Written instruction: Repeat the lines below, starting with the line containing "staticText: 删除链接 bbox=[336, 395, 384, 410]" and going on through the line containing "staticText: 79 bbox=[582, 9, 588, 16]", both included.
===== Records for the exercise
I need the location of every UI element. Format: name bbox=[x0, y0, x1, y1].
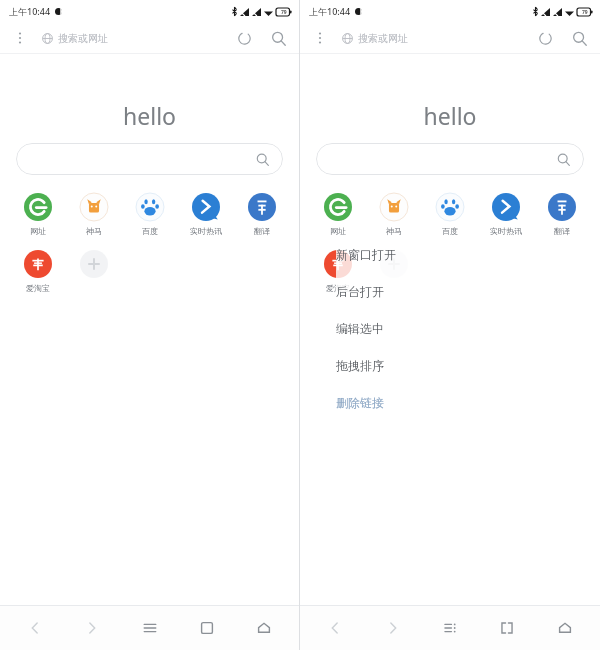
staticText: 删除链接 bbox=[336, 395, 384, 410]
button[interactable]: Tabs bbox=[485, 606, 529, 650]
staticText: 拖拽排序 bbox=[336, 358, 384, 373]
staticText: 新窗口打开 bbox=[336, 247, 396, 262]
staticText: 神马 bbox=[386, 226, 402, 236]
button[interactable]: 拖拽排序 bbox=[336, 347, 486, 384]
button[interactable]: 实时热讯 bbox=[178, 191, 234, 238]
staticText: 搜索或网址 bbox=[358, 32, 408, 45]
button[interactable]: Forward bbox=[70, 606, 114, 650]
staticText: 翻译 bbox=[254, 226, 270, 236]
staticText: 神马 bbox=[86, 226, 102, 236]
button[interactable]: Tabs bbox=[185, 606, 229, 650]
staticText: 实时热讯 bbox=[190, 226, 222, 236]
staticText: 79 bbox=[582, 9, 588, 16]
button[interactable]: Back bbox=[313, 606, 357, 650]
staticText: 79 bbox=[281, 9, 287, 16]
button[interactable]: Refresh bbox=[532, 25, 558, 51]
staticText: 网址 bbox=[330, 226, 346, 236]
button[interactable]: 网址 bbox=[310, 191, 366, 238]
staticText: 实时热讯 bbox=[490, 226, 522, 236]
button[interactable]: 编辑选中 bbox=[336, 310, 486, 347]
button[interactable]: 爱淘宝 bbox=[10, 248, 66, 295]
button[interactable]: 实时热讯 bbox=[478, 191, 534, 238]
button[interactable]: Menu bbox=[428, 606, 472, 650]
button[interactable]: 神马 bbox=[366, 191, 422, 238]
button[interactable]: 搜索或网址 bbox=[42, 32, 108, 45]
button[interactable]: Search box bbox=[16, 143, 283, 175]
button[interactable]: Back bbox=[13, 606, 57, 650]
staticText: 编辑选中 bbox=[336, 321, 384, 336]
staticText: 翻译 bbox=[554, 226, 570, 236]
button[interactable]: Search box bbox=[316, 143, 584, 175]
staticText: hello bbox=[0, 100, 299, 131]
button[interactable]: Forward bbox=[371, 606, 415, 650]
button[interactable]: Add shortcut bbox=[366, 248, 422, 285]
button[interactable]: 爱淘宝 bbox=[310, 248, 366, 295]
staticText: 爱淘宝 bbox=[26, 283, 50, 293]
button[interactable]: Refresh bbox=[231, 25, 257, 51]
staticText: 网址 bbox=[30, 226, 46, 236]
button[interactable]: 神马 bbox=[66, 191, 122, 238]
button[interactable]: 后台打开 bbox=[336, 273, 486, 310]
button[interactable]: 删除链接 bbox=[336, 384, 486, 421]
button[interactable]: Search bbox=[265, 25, 291, 51]
button[interactable]: Add shortcut bbox=[66, 248, 122, 285]
staticText: 搜索或网址 bbox=[58, 32, 108, 45]
staticText: 后台打开 bbox=[336, 284, 384, 299]
button[interactable]: 新窗口打开 bbox=[336, 236, 486, 273]
button[interactable]: Menu bbox=[128, 606, 172, 650]
staticText: hello bbox=[300, 100, 600, 131]
button[interactable]: Home bbox=[543, 606, 587, 650]
button[interactable]: More options bbox=[306, 24, 334, 52]
staticText: 上午10:44 bbox=[309, 5, 351, 17]
staticText: 百度 bbox=[442, 226, 458, 236]
button[interactable]: Search bbox=[566, 25, 592, 51]
button[interactable]: 翻译 bbox=[534, 191, 590, 238]
button[interactable]: 网址 bbox=[10, 191, 66, 238]
staticText: 上午10:44 bbox=[9, 5, 51, 17]
button[interactable]: Home bbox=[242, 606, 286, 650]
staticText: 爱淘宝 bbox=[326, 283, 350, 293]
button[interactable]: More options bbox=[6, 24, 34, 52]
button[interactable]: 搜索或网址 bbox=[342, 32, 408, 45]
button[interactable]: 翻译 bbox=[234, 191, 289, 238]
staticText: 百度 bbox=[142, 226, 158, 236]
button[interactable]: 百度 bbox=[122, 191, 178, 238]
button[interactable]: 百度 bbox=[422, 191, 478, 238]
==========
Solution:
staticText: 删除链接 bbox=[336, 395, 384, 410]
button[interactable]: Tabs bbox=[485, 606, 529, 650]
staticText: 拖拽排序 bbox=[336, 358, 384, 373]
staticText: 新窗口打开 bbox=[336, 247, 396, 262]
staticText: 神马 bbox=[386, 226, 402, 236]
button[interactable]: 拖拽排序 bbox=[336, 347, 486, 384]
button[interactable]: 实时热讯 bbox=[178, 191, 234, 238]
staticText: 搜索或网址 bbox=[358, 32, 408, 45]
button[interactable]: Forward bbox=[70, 606, 114, 650]
staticText: 翻译 bbox=[254, 226, 270, 236]
staticText: 神马 bbox=[86, 226, 102, 236]
button[interactable]: Tabs bbox=[185, 606, 229, 650]
staticText: 实时热讯 bbox=[190, 226, 222, 236]
staticText: 79 bbox=[582, 9, 588, 16]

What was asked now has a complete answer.